Entries from a visual dataset
────────────────
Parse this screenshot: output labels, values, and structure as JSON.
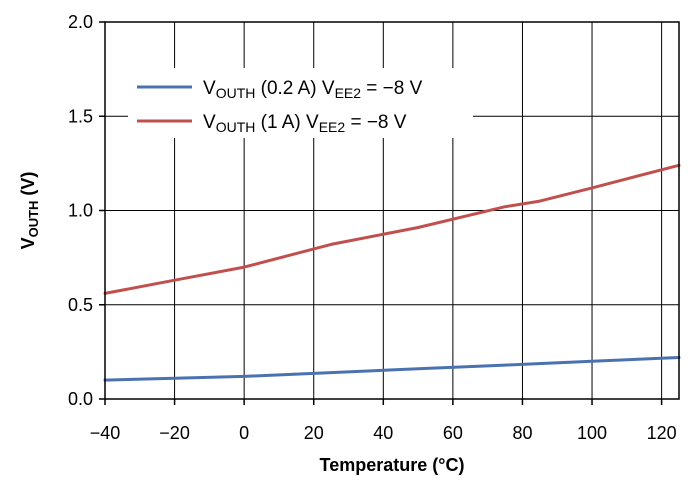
{
  "chart_data": {
    "type": "line",
    "xlabel": "Temperature (°C)",
    "ylabel": {
      "main": "V",
      "sub": "OUTH",
      "unit": " (V)"
    },
    "xlim": [
      -40,
      125
    ],
    "ylim": [
      0,
      2.0
    ],
    "xticks": [
      -40,
      -20,
      0,
      20,
      40,
      60,
      80,
      100,
      120
    ],
    "xtick_labels": [
      "−40",
      "−20",
      "0",
      "20",
      "40",
      "60",
      "80",
      "100",
      "120"
    ],
    "yticks": [
      0,
      0.5,
      1.0,
      1.5,
      2.0
    ],
    "ytick_labels": [
      "0.0",
      "0.5",
      "1.0",
      "1.5",
      "2.0"
    ],
    "grid": true,
    "legend_position": "top-left",
    "series": [
      {
        "name": "VOUTH (0.2 A) VEE2 = −8 V",
        "label_parts": {
          "v1": "V",
          "s1": "OUTH",
          "mid": " (0.2 A) V",
          "s2": "EE2",
          "end": " = −8 V"
        },
        "color": "#4a72b0",
        "x": [
          -40,
          -20,
          0,
          25,
          50,
          75,
          100,
          125
        ],
        "y": [
          0.1,
          0.11,
          0.12,
          0.14,
          0.16,
          0.18,
          0.2,
          0.22
        ]
      },
      {
        "name": "VOUTH (1 A) VEE2 = −8 V",
        "label_parts": {
          "v1": "V",
          "s1": "OUTH",
          "mid": " (1 A) V",
          "s2": "EE2",
          "end": " = −8 V"
        },
        "color": "#c0504d",
        "x": [
          -40,
          -20,
          0,
          25,
          50,
          75,
          85,
          100,
          125
        ],
        "y": [
          0.56,
          0.63,
          0.7,
          0.82,
          0.91,
          1.02,
          1.05,
          1.12,
          1.24
        ]
      }
    ]
  }
}
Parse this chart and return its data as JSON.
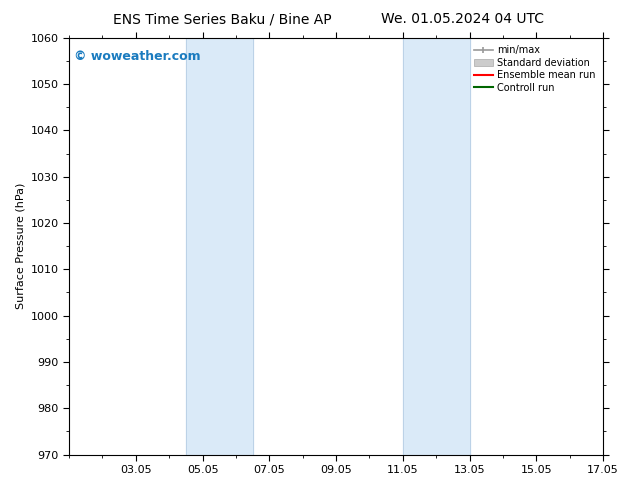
{
  "title_left": "ENS Time Series Baku / Bine AP",
  "title_right": "We. 01.05.2024 04 UTC",
  "ylabel": "Surface Pressure (hPa)",
  "ylim": [
    970,
    1060
  ],
  "yticks": [
    970,
    980,
    990,
    1000,
    1010,
    1020,
    1030,
    1040,
    1050,
    1060
  ],
  "xlim_start": 1,
  "xlim_end": 17,
  "xtick_labels": [
    "03.05",
    "05.05",
    "07.05",
    "09.05",
    "11.05",
    "13.05",
    "15.05",
    "17.05"
  ],
  "xtick_positions": [
    3,
    5,
    7,
    9,
    11,
    13,
    15,
    17
  ],
  "shaded_bands": [
    {
      "xmin": 4.5,
      "xmax": 6.5
    },
    {
      "xmin": 11.0,
      "xmax": 13.0
    }
  ],
  "shaded_color": "#daeaf8",
  "watermark_text": "© woweather.com",
  "watermark_color": "#1a7bbf",
  "legend_entries": [
    {
      "label": "min/max",
      "color": "#999999",
      "linestyle": "-"
    },
    {
      "label": "Standard deviation",
      "color": "#cccccc",
      "linestyle": "-"
    },
    {
      "label": "Ensemble mean run",
      "color": "#ff0000",
      "linestyle": "-"
    },
    {
      "label": "Controll run",
      "color": "#006600",
      "linestyle": "-"
    }
  ],
  "background_color": "#ffffff",
  "title_fontsize": 10,
  "axis_label_fontsize": 8,
  "tick_fontsize": 8,
  "legend_fontsize": 7,
  "watermark_fontsize": 9
}
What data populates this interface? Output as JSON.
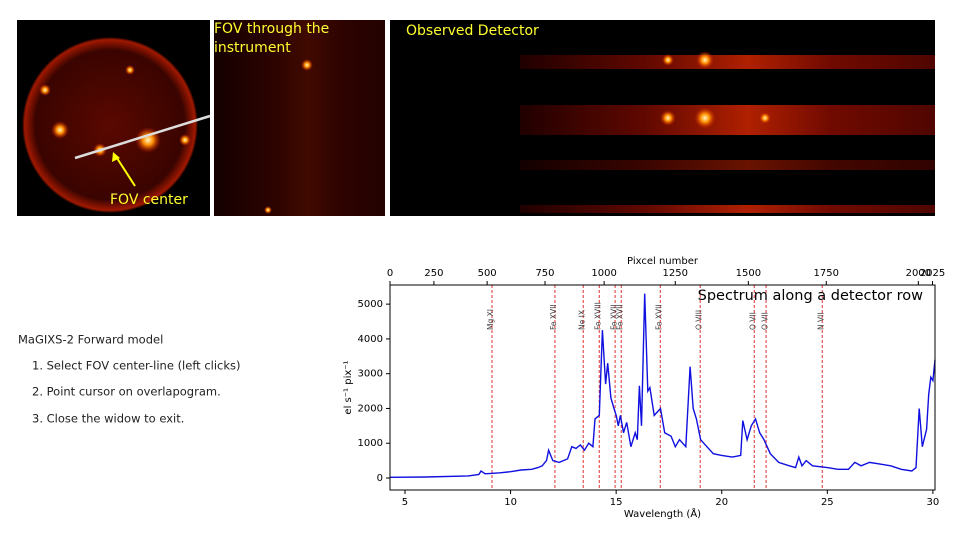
{
  "panels": {
    "fov_title": "FOV through the instrument",
    "detector_title": "Observed Detector",
    "fov_center": "FOV center"
  },
  "instructions": {
    "title": "MaGIXS-2 Forward model",
    "steps": [
      "1. Select FOV center-line (left clicks)",
      "2. Point cursor on overlapogram.",
      "3. Close the widow to exit."
    ]
  },
  "chart_data": {
    "type": "line",
    "title": "Spectrum along a detector row",
    "xlabel": "Wavelength (Å)",
    "ylabel": "el s⁻¹ pix⁻¹",
    "x2label": "Pixcel number",
    "x": [
      4.3,
      6,
      8,
      8.5,
      8.6,
      8.8,
      9.5,
      10,
      10.5,
      11,
      11.3,
      11.5,
      11.7,
      11.8,
      12,
      12.3,
      12.7,
      12.9,
      13.1,
      13.3,
      13.5,
      13.7,
      13.9,
      14.0,
      14.2,
      14.35,
      14.5,
      14.6,
      14.75,
      14.9,
      15.0,
      15.1,
      15.2,
      15.35,
      15.5,
      15.7,
      15.9,
      16.0,
      16.1,
      16.2,
      16.35,
      16.5,
      16.6,
      16.8,
      17.1,
      17.3,
      17.6,
      17.8,
      18.0,
      18.3,
      18.5,
      18.65,
      18.8,
      19.0,
      19.3,
      19.6,
      20,
      20.5,
      20.9,
      21.0,
      21.2,
      21.4,
      21.6,
      21.8,
      22.0,
      22.3,
      22.7,
      23.2,
      23.5,
      23.65,
      23.8,
      24.0,
      24.3,
      25,
      25.5,
      26,
      26.3,
      26.6,
      27,
      27.5,
      28,
      28.5,
      29,
      29.2,
      29.35,
      29.5,
      29.7,
      29.8,
      29.9,
      30.0,
      30.1
    ],
    "series": [
      {
        "name": "Spectrum",
        "color": "#1010e0",
        "values": [
          20,
          30,
          60,
          100,
          200,
          120,
          150,
          180,
          230,
          250,
          300,
          350,
          500,
          800,
          500,
          450,
          550,
          900,
          850,
          950,
          800,
          1000,
          900,
          1700,
          1800,
          4250,
          2700,
          3300,
          2300,
          2000,
          1800,
          1500,
          1800,
          1300,
          1600,
          900,
          1300,
          1100,
          2650,
          1500,
          5300,
          2500,
          2600,
          1800,
          2000,
          1300,
          1200,
          900,
          1100,
          900,
          3200,
          2000,
          1700,
          1100,
          900,
          700,
          650,
          600,
          650,
          1650,
          1100,
          1500,
          1700,
          1300,
          1100,
          700,
          450,
          350,
          300,
          600,
          350,
          500,
          350,
          300,
          250,
          250,
          450,
          350,
          450,
          400,
          350,
          250,
          200,
          300,
          2000,
          900,
          1400,
          2400,
          2900,
          2800,
          3400
        ]
      }
    ],
    "xlim": [
      4.29,
      30.1
    ],
    "xticks": [
      5,
      10,
      15,
      20,
      25,
      30
    ],
    "ylim": [
      -345,
      5550
    ],
    "yticks": [
      0,
      1000,
      2000,
      3000,
      4000,
      5000
    ],
    "x2ticks": [
      0,
      250,
      500,
      750,
      1000,
      1250,
      1500,
      1750,
      2000,
      2025
    ],
    "x2tick_wavelengths": [
      4.29,
      6.37,
      8.89,
      11.63,
      14.43,
      17.8,
      21.26,
      24.95,
      29.31,
      29.98
    ],
    "annotations": [
      {
        "label": "Mg XI",
        "x": 9.12
      },
      {
        "label": "Fe XVII",
        "x": 12.1
      },
      {
        "label": "Ne IX",
        "x": 13.44
      },
      {
        "label": "Fe XVIII",
        "x": 14.2
      },
      {
        "label": "Fe XVII",
        "x": 14.95
      },
      {
        "label": "Fe XVII",
        "x": 15.24
      },
      {
        "label": "Fe XVII",
        "x": 17.09
      },
      {
        "label": "O VIII",
        "x": 18.98
      },
      {
        "label": "O VII",
        "x": 21.54
      },
      {
        "label": "O VII",
        "x": 22.1
      },
      {
        "label": "N VII",
        "x": 24.76
      }
    ],
    "annotation_color": "#e03030"
  }
}
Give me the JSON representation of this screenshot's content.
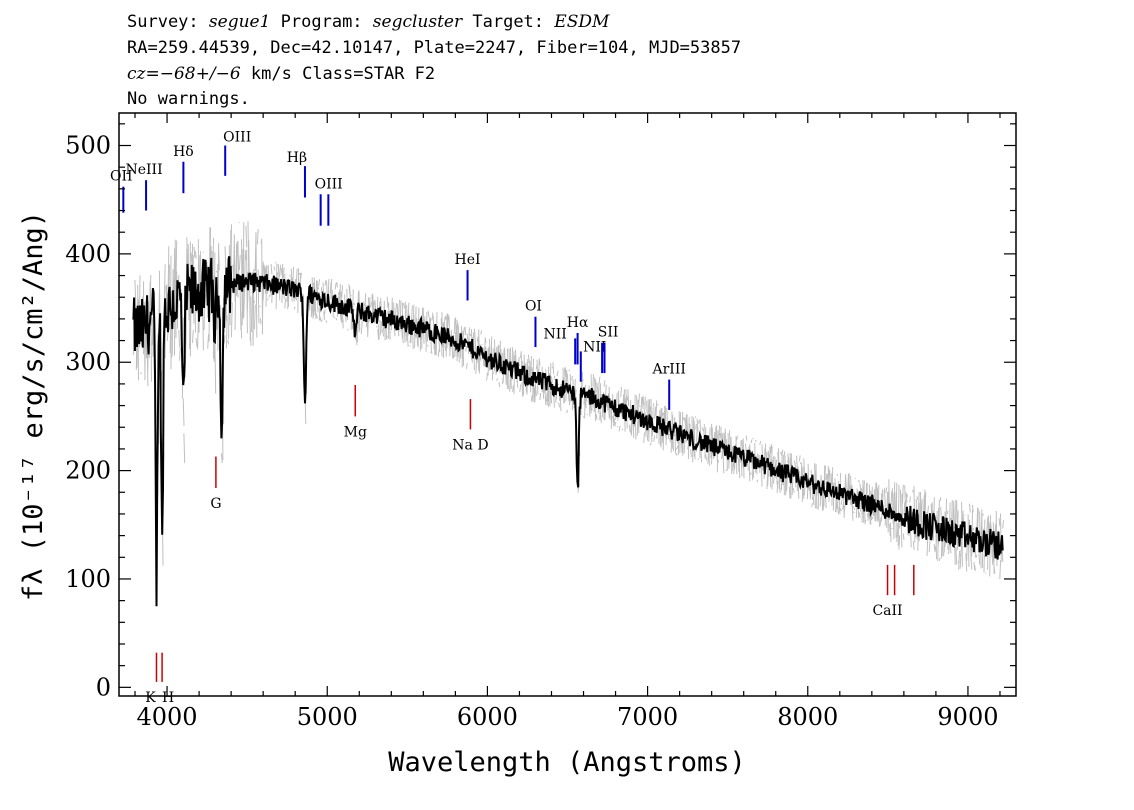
────────────────
▶ _Instructions to follow_
Identify each line in the records above that contains the word "xlabel", and copy it out in full.

▶ _Written answer_
    "xlabel": "Temperature (°C)",
    "xlabel": "Wavelength (Å)",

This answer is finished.